_Work to complete:_ Write out each line word for word. Drop pictures.

━━━ Exercise input ━━━

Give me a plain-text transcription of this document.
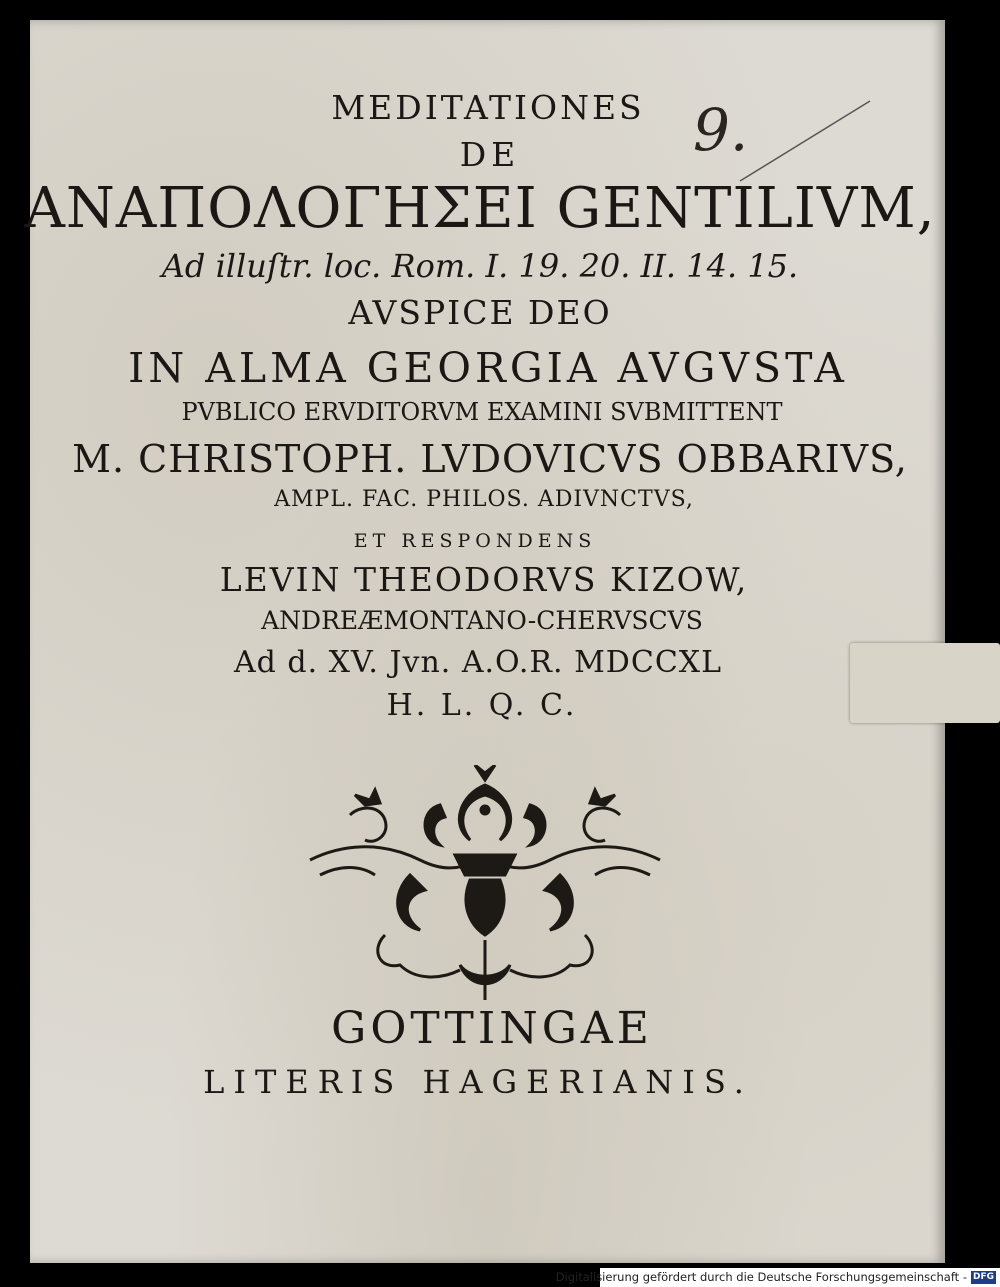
MEDITATIONES
DE
ΑΝΑΠΟΛΟΓΗΣΕΙ GENTILIVM,
Ad illuſtr. loc. Rom. I. 19. 20. II. 14. 15.
AVSPICE DEO
IN ALMA GEORGIA AVGVSTA
PVBLICO ERVDITORVM EXAMINI SVBMITTENT
M. CHRISTOPH. LVDOVICVS OBBARIVS,
AMPL. FAC. PHILOS. ADIVNCTVS,
ET RESPONDENS
LEVIN THEODORVS KIZOW,
ANDREÆMONTANO-CHERVSCVS
Ad d. XV. Jvn. A.O.R. MDCCXL
H. L. Q. C.
9.
GOTTINGAE
LITERIS HAGERIANIS.
Digitalisierung gefördert durch die Deutsche Forschungsgemeinschaft - DFG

━━━

_Output of the task:_
Give me a plain-text transcription of this document.
MEDITATIONES
DE
ΑΝΑΠΟΛΟΓΗΣΕΙ GENTILIVM,
Ad illuſtr. loc. Rom. I. 19. 20. II. 14. 15.
AVSPICE DEO
IN ALMA GEORGIA AVGVSTA
PVBLICO ERVDITORVM EXAMINI SVBMITTENT
M. CHRISTOPH. LVDOVICVS OBBARIVS,
AMPL. FAC. PHILOS. ADIVNCTVS,
ET RESPONDENS
LEVIN THEODORVS KIZOW,
ANDREÆMONTANO-CHERVSCVS
Ad d. XV. Jvn. A.O.R. MDCCXL
H. L. Q. C.
9.
GOTTINGAE
LITERIS HAGERIANIS.
Digitalisierung gefördert durch die Deutsche Forschungsgemeinschaft - DFG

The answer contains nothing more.